• TEXT SHOWN:
┄┄┄┄┄┄┄┄┄┄┄┄┄┄┄┄┄┄┄┄

# RBP SWIMMING WITH HEAD POINTED UP



## Powder (Nov 24, 2004)

over the last 2 days my biggest rbp has been swimming with its head pointed up and is circling around one other p now i know they blow a nest by pointing down and i see no signs of a nest but the one keeps swimming and i the pinned topic it says the female may seem to float and this is what i think mine is doin and it seems to have a bit of a bigger belly than the rest 
any ideas 
hoping for the best here 
later


----------



## mdmedicine (Dec 20, 2004)

Powder said:


> over the last 2 days my biggest rbp has been swimming with its head pointed up and is circling around one other p now i know they blow a nest by pointing down and i see no signs of a nest but the one keeps swimming and i the pinned topic it says the female may seem to float and this is what i think mine is doin and it seems to have a bit of a bigger belly than the rest
> any ideas
> hoping for the best here
> later
> [snapback]1039496[/snapback]​


My juvinal Piraya was doing that today and pushing big 10 inch RBP's out of the way (he is 5 inches). Also some weird rapid mouth movements.


----------



## CROSSHAIR223 (Jan 17, 2005)

Hmmm. I've seen my breeders do this but it was never associated with them breeding. It always came after. Are they turning darker at all???? I remember them doing that jaw flexing stuff right before my 2 males brawled. Again, I've also seen them due it and nothing happens.


----------



## Powder (Nov 24, 2004)

CROSSHAIR223 said:


> Hmmm. I've seen my breeders do this but it was never associated with them breeding. It always came after. Are they turning darker at all???? I remember them doing that jaw flexing stuff right before my 2 males brawled. Again, I've also seen them due it and nothing happens.
> 
> 
> 
> ...


well compared to my other 2 they are a bit darker but nothing to write home about but this behavior i have seen strays way from the norm and as of last night it was still goin on 
maybe my p is ill or something or is just having a bad week 
i dunno if anything else happens i will let yall know only time will tell i guess 
later


----------



## spec-v (Feb 27, 2005)

check your water perameters whats your ammonia, Nitrates P.H. ect...


----------



## CROSSHAIR223 (Jan 17, 2005)

I was just reading in the post last night that shoot, sorry I forget the guys name lol but had the same thing as us with the flexing of the jaws and such. His mated right after this so quite possibly the flexing of the mouth and swimming up and jazz is a dance. Just thought you'd like to hear it!


----------

┄┄┄┄┄┄┄┄┄┄┄┄┄┄┄┄┄┄┄┄

• DATA EXCERPTS:
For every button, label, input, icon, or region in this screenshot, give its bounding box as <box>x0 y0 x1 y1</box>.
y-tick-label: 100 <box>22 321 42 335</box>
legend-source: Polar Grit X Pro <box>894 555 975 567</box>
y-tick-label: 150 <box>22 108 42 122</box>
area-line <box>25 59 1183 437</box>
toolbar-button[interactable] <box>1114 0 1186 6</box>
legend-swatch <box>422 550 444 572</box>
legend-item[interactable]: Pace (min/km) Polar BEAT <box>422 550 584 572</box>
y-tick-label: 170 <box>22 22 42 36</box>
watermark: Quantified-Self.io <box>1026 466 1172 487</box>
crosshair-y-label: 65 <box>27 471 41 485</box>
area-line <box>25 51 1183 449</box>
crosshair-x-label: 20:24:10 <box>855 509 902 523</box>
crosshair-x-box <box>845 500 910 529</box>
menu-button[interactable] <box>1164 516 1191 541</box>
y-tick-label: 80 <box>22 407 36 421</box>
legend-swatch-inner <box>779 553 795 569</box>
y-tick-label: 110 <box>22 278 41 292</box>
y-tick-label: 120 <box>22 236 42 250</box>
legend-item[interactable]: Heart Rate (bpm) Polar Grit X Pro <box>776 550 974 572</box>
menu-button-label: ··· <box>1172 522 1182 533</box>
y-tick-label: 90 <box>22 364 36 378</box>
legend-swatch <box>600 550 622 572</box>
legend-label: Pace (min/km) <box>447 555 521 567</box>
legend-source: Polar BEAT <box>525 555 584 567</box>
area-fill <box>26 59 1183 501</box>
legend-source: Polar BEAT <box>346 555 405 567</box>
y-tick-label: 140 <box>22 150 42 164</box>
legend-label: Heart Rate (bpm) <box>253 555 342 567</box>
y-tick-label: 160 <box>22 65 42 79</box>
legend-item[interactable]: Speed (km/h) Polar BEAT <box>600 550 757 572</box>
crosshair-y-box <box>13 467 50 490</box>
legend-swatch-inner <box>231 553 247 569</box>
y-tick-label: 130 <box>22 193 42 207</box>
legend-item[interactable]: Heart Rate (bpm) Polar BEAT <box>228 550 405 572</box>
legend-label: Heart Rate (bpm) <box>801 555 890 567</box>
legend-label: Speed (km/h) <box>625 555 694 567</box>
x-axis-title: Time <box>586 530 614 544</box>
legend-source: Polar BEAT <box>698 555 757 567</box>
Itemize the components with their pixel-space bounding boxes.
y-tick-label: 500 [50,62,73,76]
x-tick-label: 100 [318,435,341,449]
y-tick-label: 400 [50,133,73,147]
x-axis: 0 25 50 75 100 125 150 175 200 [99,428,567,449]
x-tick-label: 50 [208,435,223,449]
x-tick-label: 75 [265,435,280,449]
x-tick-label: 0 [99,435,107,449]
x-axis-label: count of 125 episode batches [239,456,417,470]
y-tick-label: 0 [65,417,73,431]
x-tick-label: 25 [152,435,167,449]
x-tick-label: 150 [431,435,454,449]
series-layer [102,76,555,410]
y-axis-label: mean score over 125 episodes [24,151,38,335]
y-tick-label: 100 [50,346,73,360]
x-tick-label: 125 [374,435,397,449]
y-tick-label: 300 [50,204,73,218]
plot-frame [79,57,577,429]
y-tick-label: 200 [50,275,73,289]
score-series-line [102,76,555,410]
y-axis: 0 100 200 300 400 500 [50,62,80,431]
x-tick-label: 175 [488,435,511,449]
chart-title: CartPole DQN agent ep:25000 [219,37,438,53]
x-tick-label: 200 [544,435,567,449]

┄┄┄┄┄┄┄┄┄┄┄┄┄┄┄┄┄┄┄┄

• THE TASKS:
a) Decide whether each statement below agrees with the piranha thread, answering yes or no and quoting the words of the thread that settle it: (i) the first poster sees signs of a nest; (ii) the juvenile Piraya is 5 inches long; (iii) CROSSHAIR223 says this behavior in the breeders was always tied to breeding.
b) Retype the part of the piranha thread between "I was just reading" and "to hear it!", inclusive, keeping its wording and spelling unchanged.

• RESPONSES IN ORDER:
a)
(i) No: "i see no signs of a nest"
(ii) Yes: "(he is 5 inches)"
(iii) No: "it was never associated with them breeding"

b)
I was just reading in the post last night that shoot, sorry I forget the guys name lol but had the same thing as us with the flexing of the jaws and such. His mated right after this so quite possibly the flexing of the mouth and swimming up and jazz is a dance. Just thought you'd like to hear it!